_WHAT THE TASK ASKS_
Copy every line of the listing that holds the string "recent".
#### RECORDS SUPPLIED ####
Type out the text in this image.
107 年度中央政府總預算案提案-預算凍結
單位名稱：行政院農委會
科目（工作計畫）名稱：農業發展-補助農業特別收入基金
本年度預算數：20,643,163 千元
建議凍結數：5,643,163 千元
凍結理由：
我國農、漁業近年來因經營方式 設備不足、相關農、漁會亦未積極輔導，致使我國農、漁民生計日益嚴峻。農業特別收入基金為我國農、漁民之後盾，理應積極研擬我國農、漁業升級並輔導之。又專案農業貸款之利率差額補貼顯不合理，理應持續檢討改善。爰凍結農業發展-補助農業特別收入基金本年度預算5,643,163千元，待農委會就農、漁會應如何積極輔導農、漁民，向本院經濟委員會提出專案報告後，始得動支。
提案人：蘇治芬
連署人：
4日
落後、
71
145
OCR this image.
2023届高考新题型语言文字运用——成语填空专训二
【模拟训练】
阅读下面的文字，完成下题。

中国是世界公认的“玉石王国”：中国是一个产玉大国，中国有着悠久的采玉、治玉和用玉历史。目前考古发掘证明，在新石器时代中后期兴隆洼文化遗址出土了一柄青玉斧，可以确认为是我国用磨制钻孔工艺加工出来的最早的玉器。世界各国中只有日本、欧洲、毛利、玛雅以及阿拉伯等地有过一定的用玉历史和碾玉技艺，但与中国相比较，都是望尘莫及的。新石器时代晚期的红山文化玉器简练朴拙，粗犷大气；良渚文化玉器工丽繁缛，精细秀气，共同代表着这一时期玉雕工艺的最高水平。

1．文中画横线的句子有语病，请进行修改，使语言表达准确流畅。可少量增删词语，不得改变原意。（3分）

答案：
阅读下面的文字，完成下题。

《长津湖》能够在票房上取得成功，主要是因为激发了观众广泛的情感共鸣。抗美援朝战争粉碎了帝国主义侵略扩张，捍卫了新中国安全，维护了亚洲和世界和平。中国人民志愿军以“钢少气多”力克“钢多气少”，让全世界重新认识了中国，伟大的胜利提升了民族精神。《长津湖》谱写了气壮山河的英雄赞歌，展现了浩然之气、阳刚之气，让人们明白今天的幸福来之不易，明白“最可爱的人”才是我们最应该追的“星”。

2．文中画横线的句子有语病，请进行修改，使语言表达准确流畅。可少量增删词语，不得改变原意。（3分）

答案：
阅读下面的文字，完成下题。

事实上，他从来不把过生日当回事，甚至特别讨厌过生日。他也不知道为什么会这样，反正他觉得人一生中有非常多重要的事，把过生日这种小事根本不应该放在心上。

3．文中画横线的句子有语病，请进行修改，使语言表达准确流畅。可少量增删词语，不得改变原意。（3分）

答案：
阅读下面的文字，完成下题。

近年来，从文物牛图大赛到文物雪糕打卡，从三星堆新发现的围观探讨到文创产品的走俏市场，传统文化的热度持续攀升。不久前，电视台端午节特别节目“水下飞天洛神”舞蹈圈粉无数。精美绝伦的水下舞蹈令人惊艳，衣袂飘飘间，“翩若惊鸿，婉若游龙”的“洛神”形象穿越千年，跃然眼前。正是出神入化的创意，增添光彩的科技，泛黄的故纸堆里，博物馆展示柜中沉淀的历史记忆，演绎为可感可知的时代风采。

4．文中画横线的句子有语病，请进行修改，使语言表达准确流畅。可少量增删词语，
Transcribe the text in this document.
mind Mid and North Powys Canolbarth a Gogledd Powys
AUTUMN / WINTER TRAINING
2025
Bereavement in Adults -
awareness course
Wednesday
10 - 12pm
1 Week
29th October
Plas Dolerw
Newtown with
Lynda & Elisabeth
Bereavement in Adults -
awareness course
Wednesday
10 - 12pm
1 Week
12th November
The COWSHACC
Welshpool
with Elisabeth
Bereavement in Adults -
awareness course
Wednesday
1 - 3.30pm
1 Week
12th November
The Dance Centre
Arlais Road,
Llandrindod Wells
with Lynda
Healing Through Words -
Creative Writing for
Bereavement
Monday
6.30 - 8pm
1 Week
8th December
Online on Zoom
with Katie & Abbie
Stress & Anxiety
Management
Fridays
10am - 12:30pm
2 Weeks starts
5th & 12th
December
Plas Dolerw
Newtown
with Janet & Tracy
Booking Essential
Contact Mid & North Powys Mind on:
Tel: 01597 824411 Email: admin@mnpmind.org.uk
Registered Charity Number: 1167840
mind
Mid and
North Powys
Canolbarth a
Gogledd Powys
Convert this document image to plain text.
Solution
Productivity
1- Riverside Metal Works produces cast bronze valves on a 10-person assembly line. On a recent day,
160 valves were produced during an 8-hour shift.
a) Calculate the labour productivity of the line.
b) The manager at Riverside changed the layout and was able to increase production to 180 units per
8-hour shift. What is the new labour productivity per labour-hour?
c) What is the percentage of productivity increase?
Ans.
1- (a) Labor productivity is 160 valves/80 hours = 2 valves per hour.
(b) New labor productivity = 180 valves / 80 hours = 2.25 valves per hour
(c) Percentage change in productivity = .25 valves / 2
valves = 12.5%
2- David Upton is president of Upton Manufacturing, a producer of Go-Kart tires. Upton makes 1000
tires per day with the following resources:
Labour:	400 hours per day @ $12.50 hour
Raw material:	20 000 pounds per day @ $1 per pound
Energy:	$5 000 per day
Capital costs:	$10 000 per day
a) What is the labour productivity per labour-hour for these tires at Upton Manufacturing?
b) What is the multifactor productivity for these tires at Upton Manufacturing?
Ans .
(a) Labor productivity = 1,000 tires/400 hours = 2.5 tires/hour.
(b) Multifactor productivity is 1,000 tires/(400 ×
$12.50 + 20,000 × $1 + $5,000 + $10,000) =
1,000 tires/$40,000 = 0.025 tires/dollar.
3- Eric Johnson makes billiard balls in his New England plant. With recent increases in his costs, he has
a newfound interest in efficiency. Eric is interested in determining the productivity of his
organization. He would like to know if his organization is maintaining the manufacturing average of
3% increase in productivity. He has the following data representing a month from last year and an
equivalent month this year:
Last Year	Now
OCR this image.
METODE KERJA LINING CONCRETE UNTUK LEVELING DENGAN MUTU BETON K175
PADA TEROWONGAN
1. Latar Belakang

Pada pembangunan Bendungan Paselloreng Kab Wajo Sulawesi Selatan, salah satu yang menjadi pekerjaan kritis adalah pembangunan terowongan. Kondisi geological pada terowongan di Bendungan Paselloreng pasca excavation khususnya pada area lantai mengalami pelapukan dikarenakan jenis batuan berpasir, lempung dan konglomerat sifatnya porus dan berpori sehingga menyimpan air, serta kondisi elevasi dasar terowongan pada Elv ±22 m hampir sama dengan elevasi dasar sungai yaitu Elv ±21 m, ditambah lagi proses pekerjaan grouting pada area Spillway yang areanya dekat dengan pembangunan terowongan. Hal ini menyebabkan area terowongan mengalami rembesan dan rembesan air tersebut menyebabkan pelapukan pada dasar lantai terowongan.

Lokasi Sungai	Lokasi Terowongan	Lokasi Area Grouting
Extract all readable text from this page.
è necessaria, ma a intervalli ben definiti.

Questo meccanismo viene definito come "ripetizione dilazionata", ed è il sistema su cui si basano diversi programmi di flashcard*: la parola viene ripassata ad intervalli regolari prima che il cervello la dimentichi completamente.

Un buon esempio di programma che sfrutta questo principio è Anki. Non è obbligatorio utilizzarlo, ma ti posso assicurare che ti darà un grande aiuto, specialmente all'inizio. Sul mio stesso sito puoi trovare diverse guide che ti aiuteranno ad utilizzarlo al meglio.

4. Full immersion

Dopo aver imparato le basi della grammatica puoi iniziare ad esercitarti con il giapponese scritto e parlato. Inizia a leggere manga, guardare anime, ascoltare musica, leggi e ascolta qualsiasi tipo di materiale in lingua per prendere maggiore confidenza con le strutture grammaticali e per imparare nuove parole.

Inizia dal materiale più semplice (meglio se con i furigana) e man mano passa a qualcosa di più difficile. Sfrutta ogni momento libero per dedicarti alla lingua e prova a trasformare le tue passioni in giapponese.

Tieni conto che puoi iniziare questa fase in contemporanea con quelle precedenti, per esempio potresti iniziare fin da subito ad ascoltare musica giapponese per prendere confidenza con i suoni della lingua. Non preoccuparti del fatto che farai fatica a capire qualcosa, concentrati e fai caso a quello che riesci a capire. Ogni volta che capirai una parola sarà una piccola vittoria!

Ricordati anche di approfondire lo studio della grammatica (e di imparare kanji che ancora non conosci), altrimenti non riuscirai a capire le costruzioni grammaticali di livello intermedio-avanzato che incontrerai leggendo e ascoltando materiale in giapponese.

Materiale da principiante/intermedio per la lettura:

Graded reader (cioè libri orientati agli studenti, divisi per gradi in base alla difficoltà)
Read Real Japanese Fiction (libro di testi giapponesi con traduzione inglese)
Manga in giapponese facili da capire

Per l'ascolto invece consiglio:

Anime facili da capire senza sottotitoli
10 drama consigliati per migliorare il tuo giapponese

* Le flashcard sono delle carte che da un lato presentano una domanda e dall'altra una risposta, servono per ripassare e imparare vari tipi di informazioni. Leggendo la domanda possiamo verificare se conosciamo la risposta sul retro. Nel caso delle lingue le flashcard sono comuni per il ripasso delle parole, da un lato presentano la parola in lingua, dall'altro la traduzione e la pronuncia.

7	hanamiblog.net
####
_PROBLEM SOLUTION_
1- Riverside Metal Works produces cast bronze valves on a 10-person assembly line. On a recent day,
3- Eric Johnson makes billiard balls in his New England plant. With recent increases in his costs, he has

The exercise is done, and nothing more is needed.